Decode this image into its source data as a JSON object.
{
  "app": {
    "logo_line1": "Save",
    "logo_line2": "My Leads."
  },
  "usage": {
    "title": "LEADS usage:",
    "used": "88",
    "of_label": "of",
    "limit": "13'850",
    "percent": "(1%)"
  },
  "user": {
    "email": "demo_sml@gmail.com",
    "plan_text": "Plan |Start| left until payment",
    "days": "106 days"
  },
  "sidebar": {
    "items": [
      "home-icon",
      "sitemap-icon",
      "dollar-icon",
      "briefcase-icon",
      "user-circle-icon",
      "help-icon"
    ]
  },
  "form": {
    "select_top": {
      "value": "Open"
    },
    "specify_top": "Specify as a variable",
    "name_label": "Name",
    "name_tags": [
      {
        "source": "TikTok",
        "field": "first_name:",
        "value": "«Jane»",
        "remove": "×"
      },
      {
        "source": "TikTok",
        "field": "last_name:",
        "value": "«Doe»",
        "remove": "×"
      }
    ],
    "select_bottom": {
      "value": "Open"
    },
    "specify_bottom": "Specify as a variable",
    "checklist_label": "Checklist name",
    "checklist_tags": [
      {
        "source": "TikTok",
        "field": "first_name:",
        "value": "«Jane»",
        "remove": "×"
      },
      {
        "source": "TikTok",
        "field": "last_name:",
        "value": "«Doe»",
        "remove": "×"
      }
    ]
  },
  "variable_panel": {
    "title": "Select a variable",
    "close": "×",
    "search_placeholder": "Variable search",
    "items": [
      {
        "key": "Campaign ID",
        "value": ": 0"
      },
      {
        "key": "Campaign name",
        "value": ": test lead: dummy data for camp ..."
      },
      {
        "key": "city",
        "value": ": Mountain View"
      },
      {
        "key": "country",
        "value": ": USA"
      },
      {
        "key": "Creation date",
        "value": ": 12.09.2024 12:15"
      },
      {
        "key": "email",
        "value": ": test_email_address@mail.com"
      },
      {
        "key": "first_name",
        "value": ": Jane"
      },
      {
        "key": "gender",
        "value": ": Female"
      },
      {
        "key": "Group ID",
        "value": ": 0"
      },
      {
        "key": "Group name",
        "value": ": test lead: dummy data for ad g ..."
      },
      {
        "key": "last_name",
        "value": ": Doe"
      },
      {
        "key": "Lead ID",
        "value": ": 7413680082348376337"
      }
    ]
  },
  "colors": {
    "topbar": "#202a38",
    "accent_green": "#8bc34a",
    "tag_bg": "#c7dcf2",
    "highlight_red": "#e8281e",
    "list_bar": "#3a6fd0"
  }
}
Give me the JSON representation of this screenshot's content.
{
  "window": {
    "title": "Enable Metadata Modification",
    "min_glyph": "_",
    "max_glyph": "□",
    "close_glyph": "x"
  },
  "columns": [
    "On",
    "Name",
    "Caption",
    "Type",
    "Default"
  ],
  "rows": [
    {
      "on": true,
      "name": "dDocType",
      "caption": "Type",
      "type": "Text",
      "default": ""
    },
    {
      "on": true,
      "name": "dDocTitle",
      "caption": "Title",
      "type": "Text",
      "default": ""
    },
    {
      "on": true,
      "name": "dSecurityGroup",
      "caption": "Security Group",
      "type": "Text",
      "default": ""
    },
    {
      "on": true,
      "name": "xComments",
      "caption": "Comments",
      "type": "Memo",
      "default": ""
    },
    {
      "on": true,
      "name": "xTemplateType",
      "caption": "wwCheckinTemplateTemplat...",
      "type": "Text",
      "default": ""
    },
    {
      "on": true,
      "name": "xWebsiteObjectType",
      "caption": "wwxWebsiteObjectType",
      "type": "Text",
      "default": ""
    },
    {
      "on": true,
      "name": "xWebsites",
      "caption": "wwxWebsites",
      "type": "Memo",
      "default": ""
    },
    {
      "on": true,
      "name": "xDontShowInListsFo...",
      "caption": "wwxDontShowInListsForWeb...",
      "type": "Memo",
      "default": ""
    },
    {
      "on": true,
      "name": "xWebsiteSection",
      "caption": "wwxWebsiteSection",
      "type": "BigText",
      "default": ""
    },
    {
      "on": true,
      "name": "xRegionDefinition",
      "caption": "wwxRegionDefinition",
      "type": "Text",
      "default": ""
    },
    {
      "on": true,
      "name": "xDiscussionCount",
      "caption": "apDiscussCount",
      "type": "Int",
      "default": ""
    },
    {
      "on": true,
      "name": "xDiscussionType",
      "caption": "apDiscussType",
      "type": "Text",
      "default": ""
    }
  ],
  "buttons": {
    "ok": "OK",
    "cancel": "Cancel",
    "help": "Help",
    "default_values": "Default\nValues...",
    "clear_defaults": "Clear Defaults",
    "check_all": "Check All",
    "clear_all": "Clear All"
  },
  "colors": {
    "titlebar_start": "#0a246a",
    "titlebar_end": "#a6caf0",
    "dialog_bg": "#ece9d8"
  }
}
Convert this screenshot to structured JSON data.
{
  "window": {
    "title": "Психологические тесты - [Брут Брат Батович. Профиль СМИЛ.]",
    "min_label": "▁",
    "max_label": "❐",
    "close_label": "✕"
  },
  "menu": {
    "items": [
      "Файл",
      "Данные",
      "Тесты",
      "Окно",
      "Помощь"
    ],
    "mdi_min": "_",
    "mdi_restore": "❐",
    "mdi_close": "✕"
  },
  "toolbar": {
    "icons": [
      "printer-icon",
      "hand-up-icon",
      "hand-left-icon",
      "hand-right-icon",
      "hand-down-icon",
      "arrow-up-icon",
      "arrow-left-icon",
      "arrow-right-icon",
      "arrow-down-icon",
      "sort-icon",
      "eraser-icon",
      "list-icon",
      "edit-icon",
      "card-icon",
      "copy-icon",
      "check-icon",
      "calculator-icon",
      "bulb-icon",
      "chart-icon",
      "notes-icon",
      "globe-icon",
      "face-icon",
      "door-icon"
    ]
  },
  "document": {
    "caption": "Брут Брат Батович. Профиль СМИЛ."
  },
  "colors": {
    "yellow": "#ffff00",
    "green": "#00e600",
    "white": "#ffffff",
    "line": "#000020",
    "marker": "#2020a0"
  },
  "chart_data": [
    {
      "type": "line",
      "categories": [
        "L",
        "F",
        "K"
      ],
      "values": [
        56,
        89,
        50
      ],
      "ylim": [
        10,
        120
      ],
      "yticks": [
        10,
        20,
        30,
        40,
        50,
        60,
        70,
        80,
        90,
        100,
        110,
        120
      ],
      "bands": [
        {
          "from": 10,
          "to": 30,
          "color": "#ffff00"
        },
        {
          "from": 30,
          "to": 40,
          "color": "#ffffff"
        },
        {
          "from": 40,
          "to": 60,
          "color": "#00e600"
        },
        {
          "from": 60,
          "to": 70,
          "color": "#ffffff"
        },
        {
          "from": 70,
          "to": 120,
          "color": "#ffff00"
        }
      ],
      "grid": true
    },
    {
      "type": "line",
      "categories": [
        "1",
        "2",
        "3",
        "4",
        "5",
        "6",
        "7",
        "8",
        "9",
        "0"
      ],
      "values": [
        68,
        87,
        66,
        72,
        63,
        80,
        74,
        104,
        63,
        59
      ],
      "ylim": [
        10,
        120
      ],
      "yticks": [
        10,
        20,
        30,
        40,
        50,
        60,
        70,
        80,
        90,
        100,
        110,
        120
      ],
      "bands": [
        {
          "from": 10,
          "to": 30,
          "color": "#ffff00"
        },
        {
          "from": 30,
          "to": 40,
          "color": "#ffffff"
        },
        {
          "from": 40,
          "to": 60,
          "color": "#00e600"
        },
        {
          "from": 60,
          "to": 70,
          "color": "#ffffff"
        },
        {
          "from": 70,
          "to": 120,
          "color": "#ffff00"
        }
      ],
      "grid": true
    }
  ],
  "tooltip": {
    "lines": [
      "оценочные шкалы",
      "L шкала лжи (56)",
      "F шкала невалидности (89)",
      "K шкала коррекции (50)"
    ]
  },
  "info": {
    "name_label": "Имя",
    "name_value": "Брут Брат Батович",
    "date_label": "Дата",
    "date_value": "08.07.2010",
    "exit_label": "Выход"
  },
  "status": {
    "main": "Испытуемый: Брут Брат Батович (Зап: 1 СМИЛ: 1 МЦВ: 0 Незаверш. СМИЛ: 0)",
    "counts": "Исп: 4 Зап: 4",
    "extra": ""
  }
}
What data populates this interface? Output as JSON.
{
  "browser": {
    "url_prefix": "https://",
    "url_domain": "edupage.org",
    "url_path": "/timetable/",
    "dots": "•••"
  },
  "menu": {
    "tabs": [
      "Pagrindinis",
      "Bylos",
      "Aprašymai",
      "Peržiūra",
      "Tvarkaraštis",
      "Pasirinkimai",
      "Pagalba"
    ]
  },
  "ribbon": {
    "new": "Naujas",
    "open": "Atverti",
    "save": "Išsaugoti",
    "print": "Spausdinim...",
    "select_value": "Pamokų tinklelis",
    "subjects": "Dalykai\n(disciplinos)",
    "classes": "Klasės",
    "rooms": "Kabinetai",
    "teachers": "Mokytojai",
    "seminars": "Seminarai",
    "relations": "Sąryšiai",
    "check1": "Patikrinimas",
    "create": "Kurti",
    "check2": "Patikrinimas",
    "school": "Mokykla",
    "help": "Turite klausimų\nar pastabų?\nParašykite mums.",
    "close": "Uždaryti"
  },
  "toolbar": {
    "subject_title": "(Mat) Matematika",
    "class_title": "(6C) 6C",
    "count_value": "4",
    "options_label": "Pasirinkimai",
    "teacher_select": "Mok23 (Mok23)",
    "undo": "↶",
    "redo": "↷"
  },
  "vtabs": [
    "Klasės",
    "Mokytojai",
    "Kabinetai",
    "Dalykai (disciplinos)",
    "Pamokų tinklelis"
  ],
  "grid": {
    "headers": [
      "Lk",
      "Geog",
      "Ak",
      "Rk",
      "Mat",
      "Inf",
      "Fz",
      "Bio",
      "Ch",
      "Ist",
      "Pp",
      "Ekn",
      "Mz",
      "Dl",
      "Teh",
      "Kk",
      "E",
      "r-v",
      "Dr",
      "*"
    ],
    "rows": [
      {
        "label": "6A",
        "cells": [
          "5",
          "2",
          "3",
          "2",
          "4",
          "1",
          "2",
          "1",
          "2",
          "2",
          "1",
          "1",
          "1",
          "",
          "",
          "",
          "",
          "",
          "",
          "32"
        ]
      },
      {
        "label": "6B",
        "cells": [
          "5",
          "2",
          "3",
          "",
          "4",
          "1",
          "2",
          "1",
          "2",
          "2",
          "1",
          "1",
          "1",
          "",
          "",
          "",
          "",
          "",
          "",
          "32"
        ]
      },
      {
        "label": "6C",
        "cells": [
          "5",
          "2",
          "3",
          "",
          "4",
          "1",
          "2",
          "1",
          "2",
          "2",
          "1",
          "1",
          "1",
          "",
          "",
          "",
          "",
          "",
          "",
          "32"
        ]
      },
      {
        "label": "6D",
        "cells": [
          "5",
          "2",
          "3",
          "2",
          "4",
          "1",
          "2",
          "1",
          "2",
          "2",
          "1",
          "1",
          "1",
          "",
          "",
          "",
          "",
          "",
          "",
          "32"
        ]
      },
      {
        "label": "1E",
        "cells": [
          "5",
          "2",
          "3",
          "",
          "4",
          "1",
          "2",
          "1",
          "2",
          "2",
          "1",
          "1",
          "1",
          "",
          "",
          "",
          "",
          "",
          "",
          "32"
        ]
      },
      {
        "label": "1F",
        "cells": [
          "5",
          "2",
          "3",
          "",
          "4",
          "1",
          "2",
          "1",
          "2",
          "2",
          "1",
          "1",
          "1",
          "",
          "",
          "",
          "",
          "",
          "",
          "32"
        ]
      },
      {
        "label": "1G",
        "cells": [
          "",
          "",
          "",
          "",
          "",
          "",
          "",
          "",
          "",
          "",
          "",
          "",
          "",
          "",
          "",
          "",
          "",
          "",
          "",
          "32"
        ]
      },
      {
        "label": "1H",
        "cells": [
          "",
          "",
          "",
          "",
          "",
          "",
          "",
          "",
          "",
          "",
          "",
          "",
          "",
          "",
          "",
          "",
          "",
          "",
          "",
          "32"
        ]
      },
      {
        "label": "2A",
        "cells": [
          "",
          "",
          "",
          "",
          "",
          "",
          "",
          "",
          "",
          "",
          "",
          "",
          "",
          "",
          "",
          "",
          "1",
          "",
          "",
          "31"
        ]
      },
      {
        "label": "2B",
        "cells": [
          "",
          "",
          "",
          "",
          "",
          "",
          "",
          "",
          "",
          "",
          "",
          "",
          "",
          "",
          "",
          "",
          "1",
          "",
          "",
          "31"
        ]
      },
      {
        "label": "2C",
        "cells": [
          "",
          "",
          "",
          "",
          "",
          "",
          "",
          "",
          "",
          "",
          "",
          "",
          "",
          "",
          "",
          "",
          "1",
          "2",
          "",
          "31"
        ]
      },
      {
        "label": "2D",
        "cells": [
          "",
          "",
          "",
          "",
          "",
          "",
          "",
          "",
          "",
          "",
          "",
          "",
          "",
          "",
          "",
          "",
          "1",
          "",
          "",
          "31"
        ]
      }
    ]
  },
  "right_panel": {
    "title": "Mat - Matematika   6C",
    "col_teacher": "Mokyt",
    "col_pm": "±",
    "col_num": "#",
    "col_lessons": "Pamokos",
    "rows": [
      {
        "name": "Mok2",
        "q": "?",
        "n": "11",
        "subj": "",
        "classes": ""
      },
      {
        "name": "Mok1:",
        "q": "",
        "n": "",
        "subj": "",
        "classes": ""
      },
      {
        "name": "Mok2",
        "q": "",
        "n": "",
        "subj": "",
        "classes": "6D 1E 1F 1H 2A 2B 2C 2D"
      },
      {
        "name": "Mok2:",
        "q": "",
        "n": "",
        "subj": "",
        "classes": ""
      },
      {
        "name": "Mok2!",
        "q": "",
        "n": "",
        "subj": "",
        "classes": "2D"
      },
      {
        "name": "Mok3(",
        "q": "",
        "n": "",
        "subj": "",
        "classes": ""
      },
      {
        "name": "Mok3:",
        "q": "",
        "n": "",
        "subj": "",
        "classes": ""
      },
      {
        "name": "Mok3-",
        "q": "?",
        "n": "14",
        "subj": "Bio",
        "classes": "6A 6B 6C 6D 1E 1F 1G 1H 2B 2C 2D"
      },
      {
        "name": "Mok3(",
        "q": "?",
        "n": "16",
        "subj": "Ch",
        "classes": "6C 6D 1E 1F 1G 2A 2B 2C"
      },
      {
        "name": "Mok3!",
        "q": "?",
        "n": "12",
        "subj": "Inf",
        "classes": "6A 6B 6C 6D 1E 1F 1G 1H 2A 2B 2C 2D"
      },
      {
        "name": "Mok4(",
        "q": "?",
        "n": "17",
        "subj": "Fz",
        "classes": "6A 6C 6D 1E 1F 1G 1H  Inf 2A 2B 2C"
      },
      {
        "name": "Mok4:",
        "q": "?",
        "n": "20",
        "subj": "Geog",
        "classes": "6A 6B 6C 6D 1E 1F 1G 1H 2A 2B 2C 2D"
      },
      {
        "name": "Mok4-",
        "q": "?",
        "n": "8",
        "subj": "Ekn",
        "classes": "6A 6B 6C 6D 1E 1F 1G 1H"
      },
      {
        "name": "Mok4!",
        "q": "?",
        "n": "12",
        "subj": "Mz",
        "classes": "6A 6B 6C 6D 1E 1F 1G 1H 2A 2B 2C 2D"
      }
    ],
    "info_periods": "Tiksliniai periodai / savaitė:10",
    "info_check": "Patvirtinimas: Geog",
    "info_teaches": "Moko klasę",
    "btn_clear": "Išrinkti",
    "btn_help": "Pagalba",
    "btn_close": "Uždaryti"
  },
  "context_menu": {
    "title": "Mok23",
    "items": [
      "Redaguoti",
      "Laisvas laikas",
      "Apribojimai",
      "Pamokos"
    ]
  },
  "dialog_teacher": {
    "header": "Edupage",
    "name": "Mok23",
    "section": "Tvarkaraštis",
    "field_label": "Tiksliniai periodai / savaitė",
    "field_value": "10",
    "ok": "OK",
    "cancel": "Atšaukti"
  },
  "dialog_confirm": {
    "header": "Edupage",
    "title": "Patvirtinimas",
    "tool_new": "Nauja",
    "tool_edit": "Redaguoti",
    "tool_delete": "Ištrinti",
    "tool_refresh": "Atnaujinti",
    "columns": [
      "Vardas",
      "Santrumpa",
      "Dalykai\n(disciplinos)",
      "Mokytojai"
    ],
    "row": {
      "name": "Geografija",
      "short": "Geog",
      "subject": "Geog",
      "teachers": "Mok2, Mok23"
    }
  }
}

+---+

WRITTEN REQUEST ::
Look through the material above and work out how many of its lines contain "шкала". State the number only.

FINISHED ANSWER ::
3